**TASK GOAL**
Select every line below containing the word "Verkhnekamenskoye".

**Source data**
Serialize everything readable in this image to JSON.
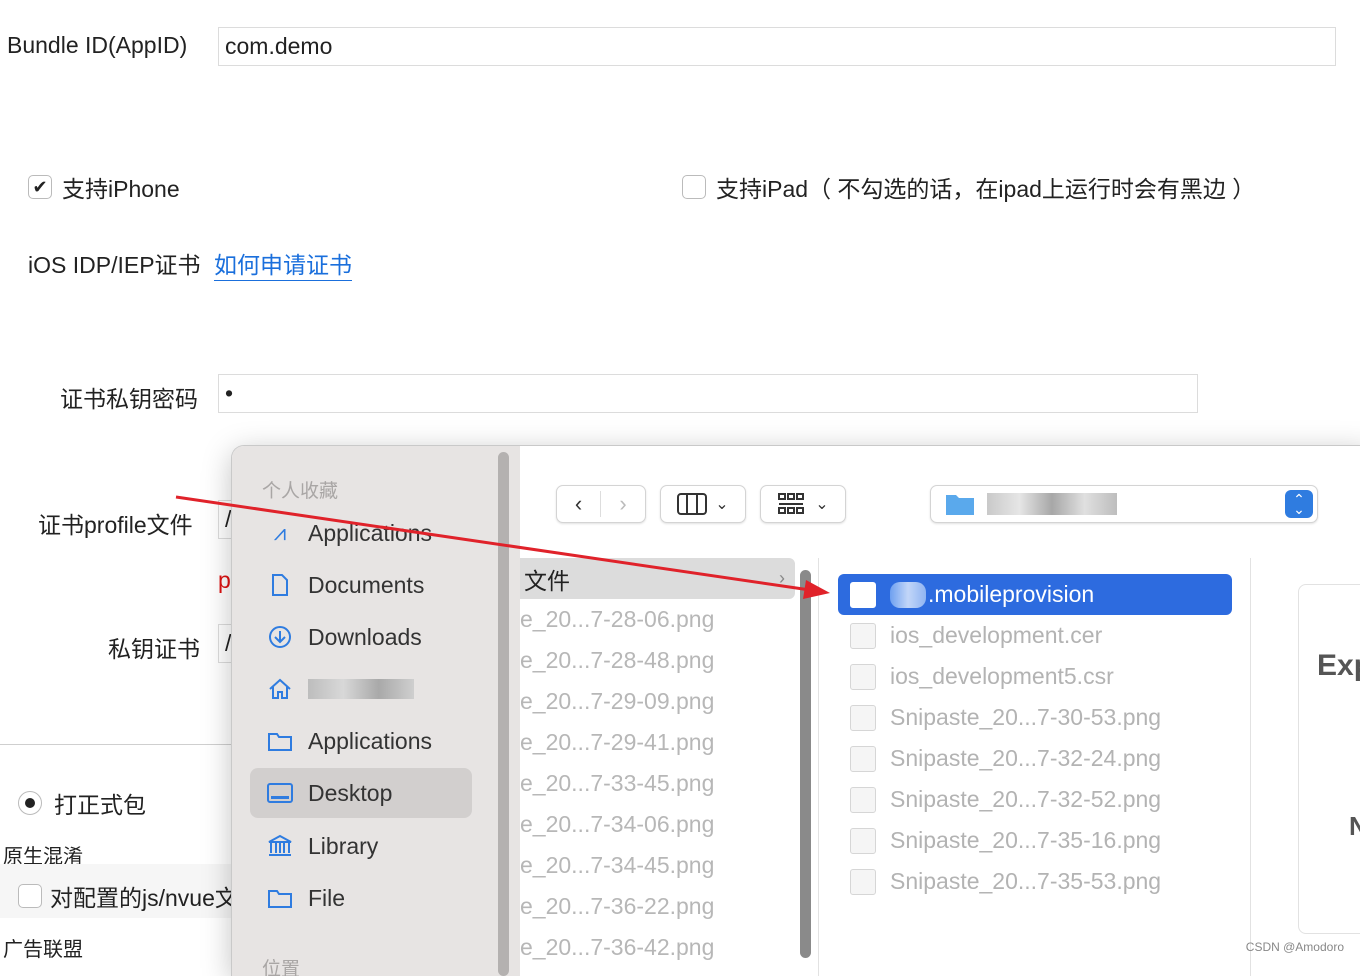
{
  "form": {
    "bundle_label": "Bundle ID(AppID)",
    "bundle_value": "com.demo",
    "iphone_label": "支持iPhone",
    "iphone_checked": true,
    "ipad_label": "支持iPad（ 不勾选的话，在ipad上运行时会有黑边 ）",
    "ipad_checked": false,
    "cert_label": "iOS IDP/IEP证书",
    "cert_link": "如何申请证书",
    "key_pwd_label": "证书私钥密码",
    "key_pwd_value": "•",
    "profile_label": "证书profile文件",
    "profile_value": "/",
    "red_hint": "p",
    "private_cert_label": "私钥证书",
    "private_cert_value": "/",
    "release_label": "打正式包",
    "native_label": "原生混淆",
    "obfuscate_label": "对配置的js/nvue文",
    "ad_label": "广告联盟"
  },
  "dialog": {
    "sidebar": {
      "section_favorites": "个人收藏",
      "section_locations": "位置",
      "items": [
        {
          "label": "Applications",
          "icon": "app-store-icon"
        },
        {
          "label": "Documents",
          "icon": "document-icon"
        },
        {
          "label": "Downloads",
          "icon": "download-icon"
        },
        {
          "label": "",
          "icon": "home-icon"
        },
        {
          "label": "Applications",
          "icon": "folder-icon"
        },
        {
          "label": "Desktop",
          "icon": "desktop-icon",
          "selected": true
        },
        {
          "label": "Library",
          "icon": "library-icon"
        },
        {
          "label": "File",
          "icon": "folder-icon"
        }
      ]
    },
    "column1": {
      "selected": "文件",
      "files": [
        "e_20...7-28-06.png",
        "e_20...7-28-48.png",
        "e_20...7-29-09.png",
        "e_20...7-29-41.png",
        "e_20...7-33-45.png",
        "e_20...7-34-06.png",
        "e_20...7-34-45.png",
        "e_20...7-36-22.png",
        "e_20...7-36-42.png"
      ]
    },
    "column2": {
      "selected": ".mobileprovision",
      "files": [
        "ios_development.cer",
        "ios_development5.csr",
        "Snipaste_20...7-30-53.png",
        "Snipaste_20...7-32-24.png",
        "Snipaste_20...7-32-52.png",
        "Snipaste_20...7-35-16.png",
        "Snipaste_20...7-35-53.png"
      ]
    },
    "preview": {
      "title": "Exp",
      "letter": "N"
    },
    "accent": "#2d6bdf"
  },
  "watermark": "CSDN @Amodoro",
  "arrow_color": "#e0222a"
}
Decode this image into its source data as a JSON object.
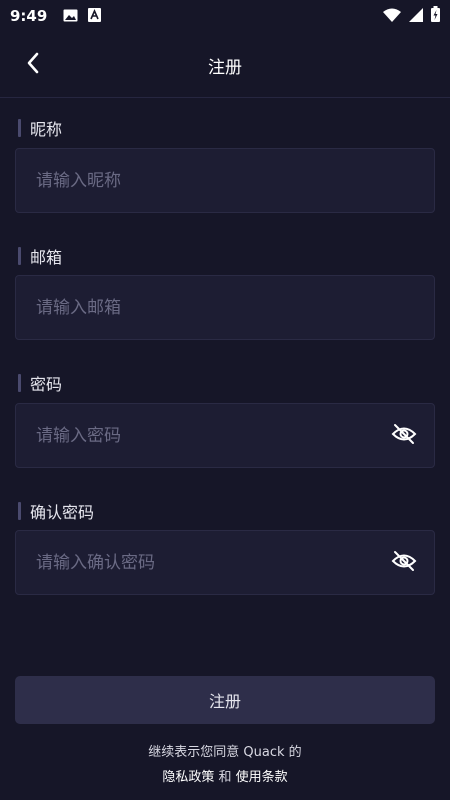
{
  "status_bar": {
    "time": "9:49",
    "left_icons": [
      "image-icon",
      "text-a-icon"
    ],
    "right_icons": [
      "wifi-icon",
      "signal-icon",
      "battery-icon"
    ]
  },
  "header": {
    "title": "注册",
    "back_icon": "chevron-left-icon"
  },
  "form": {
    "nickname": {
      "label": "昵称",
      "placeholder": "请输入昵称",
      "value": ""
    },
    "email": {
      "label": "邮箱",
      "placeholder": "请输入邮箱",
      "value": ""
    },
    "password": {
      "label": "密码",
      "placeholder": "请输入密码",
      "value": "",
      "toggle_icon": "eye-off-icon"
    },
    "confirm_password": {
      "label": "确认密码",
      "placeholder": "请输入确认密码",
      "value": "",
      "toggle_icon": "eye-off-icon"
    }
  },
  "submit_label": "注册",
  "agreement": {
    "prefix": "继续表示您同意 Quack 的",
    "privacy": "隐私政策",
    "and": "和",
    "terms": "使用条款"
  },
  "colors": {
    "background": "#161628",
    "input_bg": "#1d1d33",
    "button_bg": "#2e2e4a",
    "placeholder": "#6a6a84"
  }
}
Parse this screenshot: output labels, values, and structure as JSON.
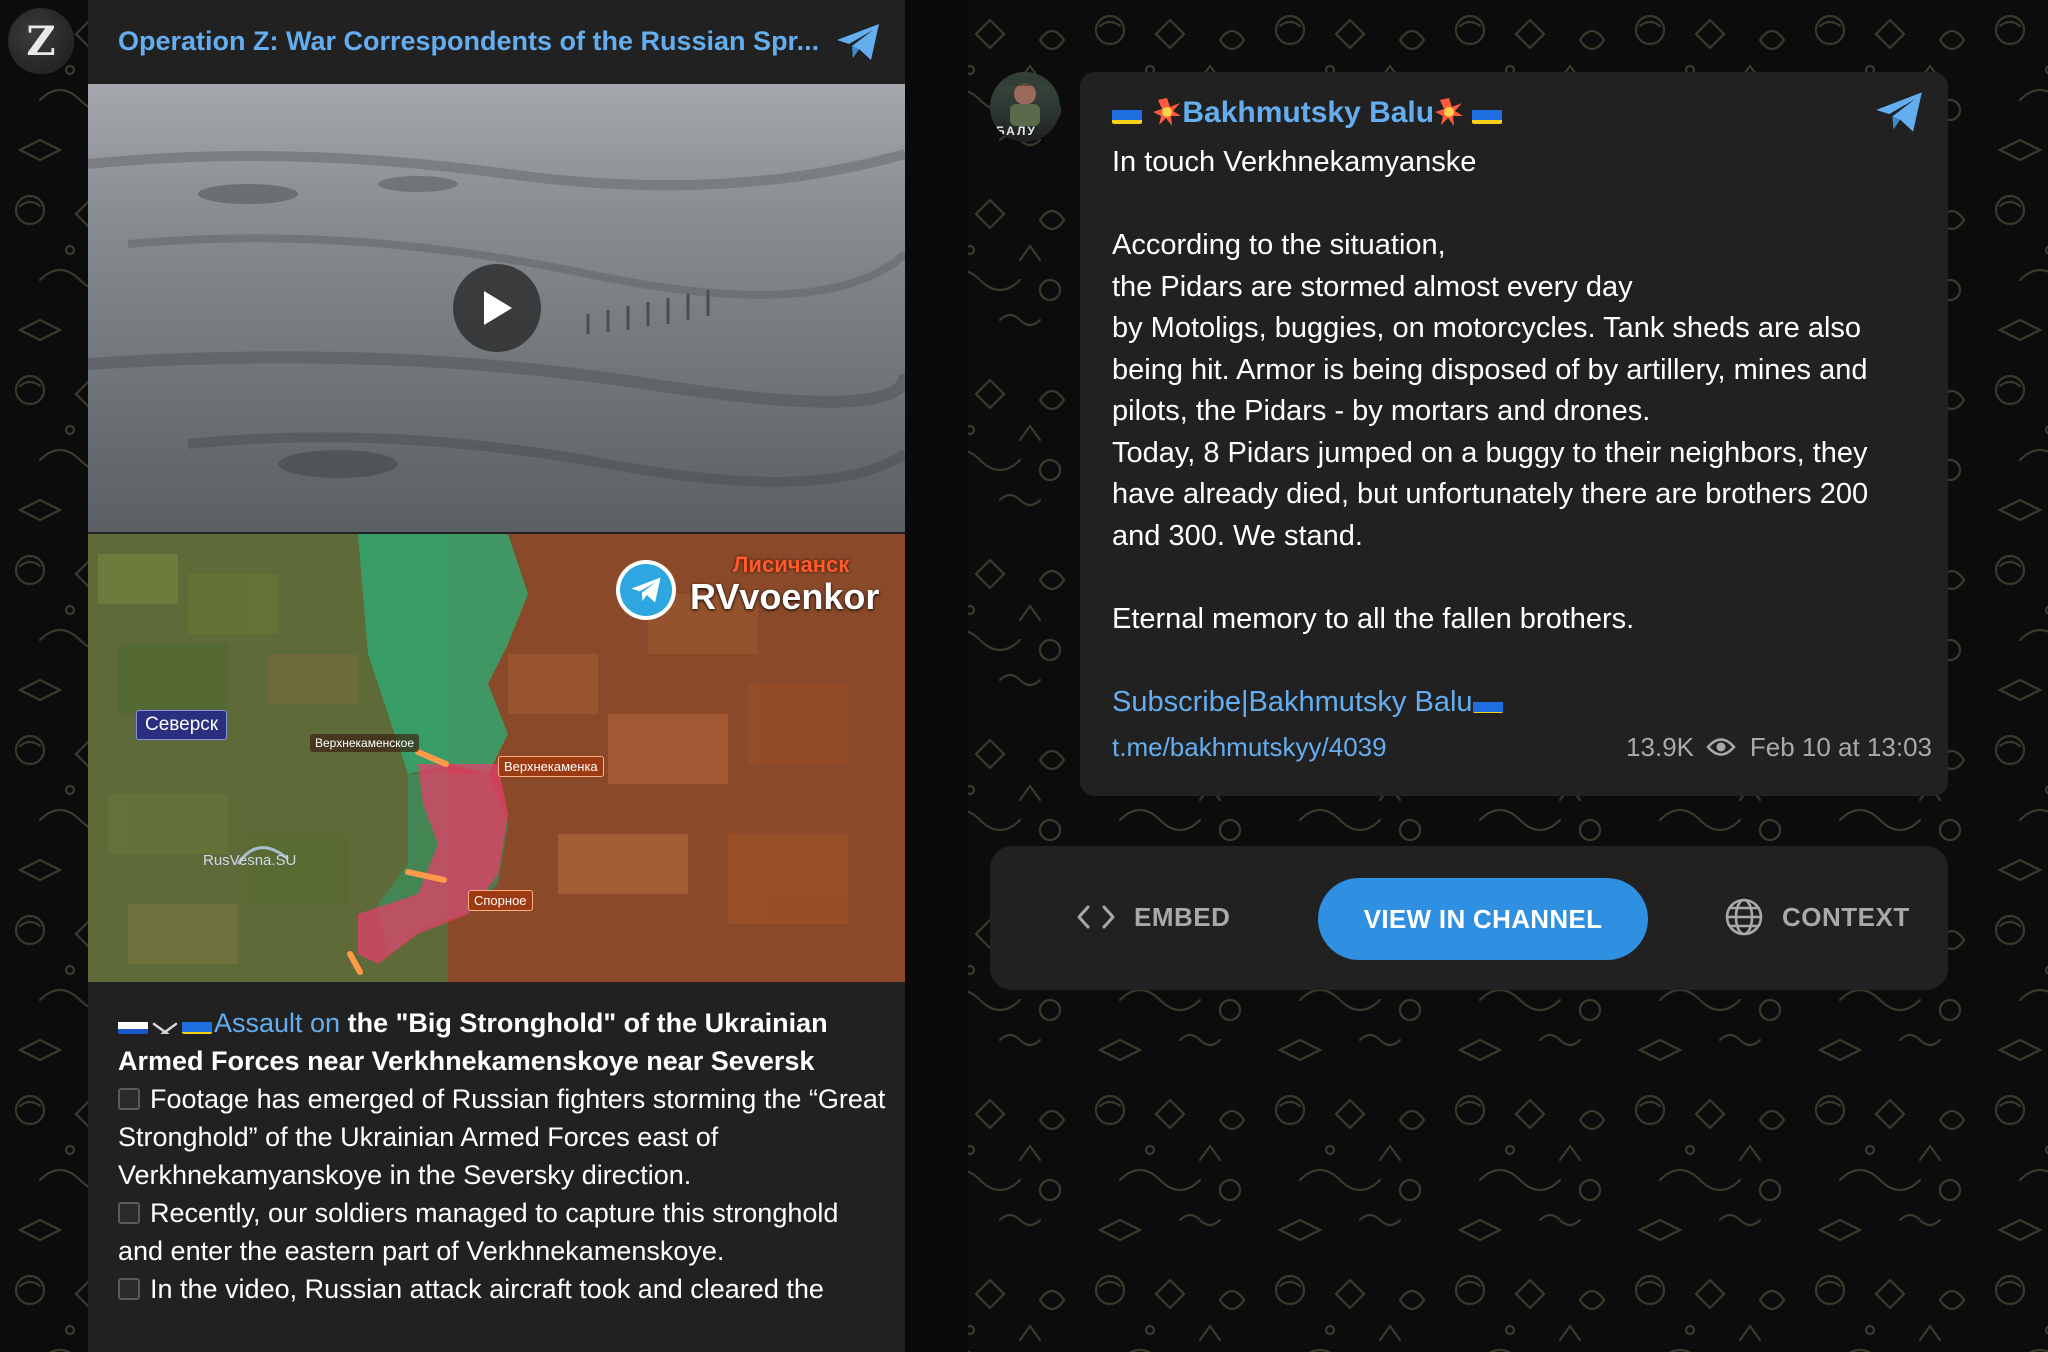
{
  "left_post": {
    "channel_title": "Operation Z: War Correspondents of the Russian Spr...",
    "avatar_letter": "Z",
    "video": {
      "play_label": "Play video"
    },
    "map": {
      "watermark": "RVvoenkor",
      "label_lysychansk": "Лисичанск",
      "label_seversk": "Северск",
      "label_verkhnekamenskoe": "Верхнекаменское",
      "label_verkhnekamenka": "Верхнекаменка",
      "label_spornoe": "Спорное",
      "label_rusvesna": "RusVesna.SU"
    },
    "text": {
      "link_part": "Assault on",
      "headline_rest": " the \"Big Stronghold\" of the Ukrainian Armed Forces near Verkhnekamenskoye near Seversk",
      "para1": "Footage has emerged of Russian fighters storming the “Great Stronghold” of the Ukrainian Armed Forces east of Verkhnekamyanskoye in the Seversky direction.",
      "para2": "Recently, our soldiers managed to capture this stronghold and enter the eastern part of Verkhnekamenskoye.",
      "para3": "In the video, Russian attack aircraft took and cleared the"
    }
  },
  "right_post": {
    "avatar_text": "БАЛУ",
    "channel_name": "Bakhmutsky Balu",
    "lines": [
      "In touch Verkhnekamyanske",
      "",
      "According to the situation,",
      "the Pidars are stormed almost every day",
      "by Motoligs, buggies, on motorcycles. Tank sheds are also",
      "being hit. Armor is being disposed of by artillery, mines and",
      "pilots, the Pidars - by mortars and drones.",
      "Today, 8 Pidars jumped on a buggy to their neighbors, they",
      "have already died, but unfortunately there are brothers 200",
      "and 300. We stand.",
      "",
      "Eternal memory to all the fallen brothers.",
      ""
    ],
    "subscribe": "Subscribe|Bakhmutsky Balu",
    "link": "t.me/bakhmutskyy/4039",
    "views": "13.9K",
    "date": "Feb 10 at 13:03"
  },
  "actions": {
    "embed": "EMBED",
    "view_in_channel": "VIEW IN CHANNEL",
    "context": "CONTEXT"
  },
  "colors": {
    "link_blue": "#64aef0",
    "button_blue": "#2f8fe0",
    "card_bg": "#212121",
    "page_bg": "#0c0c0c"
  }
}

**TASK OUTPUT**
      "headline_rest": " the \"Big Stronghold\" of the Ukrainian Armed Forces near Verkhnekamenskoye near Seversk",
      "para2": "Recently, our soldiers managed to capture this stronghold and enter the eastern part of Verkhnekamenskoye.",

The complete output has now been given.